Data to process

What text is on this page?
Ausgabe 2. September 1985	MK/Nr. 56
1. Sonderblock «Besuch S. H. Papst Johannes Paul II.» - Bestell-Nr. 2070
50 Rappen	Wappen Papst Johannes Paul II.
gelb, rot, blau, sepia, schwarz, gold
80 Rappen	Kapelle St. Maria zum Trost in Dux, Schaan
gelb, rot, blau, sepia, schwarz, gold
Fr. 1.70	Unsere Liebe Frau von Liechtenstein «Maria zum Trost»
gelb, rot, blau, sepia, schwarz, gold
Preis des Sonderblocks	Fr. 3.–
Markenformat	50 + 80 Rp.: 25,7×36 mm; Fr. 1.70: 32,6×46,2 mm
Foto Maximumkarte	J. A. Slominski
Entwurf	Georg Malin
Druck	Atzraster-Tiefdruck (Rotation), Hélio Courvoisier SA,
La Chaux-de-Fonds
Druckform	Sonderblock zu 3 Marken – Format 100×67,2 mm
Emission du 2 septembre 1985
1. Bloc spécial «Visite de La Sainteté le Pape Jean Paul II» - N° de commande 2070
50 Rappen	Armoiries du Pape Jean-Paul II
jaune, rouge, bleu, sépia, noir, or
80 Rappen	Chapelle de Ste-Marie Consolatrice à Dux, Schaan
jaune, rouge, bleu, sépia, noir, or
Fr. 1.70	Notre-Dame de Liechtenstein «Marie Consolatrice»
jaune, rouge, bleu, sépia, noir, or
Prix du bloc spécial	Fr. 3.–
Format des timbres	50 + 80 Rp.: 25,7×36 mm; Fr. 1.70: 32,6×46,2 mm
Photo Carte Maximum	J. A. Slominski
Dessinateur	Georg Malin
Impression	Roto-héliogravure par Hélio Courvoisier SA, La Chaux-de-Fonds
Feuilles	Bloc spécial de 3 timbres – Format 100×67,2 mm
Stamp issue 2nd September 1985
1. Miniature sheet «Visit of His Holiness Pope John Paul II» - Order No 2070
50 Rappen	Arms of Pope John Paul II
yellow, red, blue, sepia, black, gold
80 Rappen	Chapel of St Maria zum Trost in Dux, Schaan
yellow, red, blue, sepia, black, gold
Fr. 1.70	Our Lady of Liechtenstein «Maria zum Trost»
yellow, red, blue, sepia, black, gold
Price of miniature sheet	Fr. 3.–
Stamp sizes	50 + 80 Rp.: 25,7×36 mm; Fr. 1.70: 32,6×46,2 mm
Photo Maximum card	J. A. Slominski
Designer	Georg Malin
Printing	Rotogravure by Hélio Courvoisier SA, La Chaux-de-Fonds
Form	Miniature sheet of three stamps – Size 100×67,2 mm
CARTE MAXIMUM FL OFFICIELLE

Exercise objective
Repeat every record, keeping each word and mark exactly as it is.

Expected answer
What text is on this page?
Ausgabe 2. September 1985	MK/Nr. 56
1. Sonderblock «Besuch S. H. Papst Johannes Paul II.» - Bestell-Nr. 2070
50 Rappen	Wappen Papst Johannes Paul II.
gelb, rot, blau, sepia, schwarz, gold
80 Rappen	Kapelle St. Maria zum Trost in Dux, Schaan
gelb, rot, blau, sepia, schwarz, gold
Fr. 1.70	Unsere Liebe Frau von Liechtenstein «Maria zum Trost»
gelb, rot, blau, sepia, schwarz, gold
Preis des Sonderblocks	Fr. 3.–
Markenformat	50 + 80 Rp.: 25,7×36 mm; Fr. 1.70: 32,6×46,2 mm
Foto Maximumkarte	J. A. Slominski
Entwurf	Georg Malin
Druck	Atzraster-Tiefdruck (Rotation), Hélio Courvoisier SA,
La Chaux-de-Fonds
Druckform	Sonderblock zu 3 Marken – Format 100×67,2 mm
Emission du 2 septembre 1985
1. Bloc spécial «Visite de La Sainteté le Pape Jean Paul II» - N° de commande 2070
50 Rappen	Armoiries du Pape Jean-Paul II
jaune, rouge, bleu, sépia, noir, or
80 Rappen	Chapelle de Ste-Marie Consolatrice à Dux, Schaan
jaune, rouge, bleu, sépia, noir, or
Fr. 1.70	Notre-Dame de Liechtenstein «Marie Consolatrice»
jaune, rouge, bleu, sépia, noir, or
Prix du bloc spécial	Fr. 3.–
Format des timbres	50 + 80 Rp.: 25,7×36 mm; Fr. 1.70: 32,6×46,2 mm
Photo Carte Maximum	J. A. Slominski
Dessinateur	Georg Malin
Impression	Roto-héliogravure par Hélio Courvoisier SA, La Chaux-de-Fonds
Feuilles	Bloc spécial de 3 timbres – Format 100×67,2 mm
Stamp issue 2nd September 1985
1. Miniature sheet «Visit of His Holiness Pope John Paul II» - Order No 2070
50 Rappen	Arms of Pope John Paul II
yellow, red, blue, sepia, black, gold
80 Rappen	Chapel of St Maria zum Trost in Dux, Schaan
yellow, red, blue, sepia, black, gold
Fr. 1.70	Our Lady of Liechtenstein «Maria zum Trost»
yellow, red, blue, sepia, black, gold
Price of miniature sheet	Fr. 3.–
Stamp sizes	50 + 80 Rp.: 25,7×36 mm; Fr. 1.70: 32,6×46,2 mm
Photo Maximum card	J. A. Slominski
Designer	Georg Malin
Printing	Rotogravure by Hélio Courvoisier SA, La Chaux-de-Fonds
Form	Miniature sheet of three stamps – Size 100×67,2 mm
CARTE MAXIMUM FL OFFICIELLE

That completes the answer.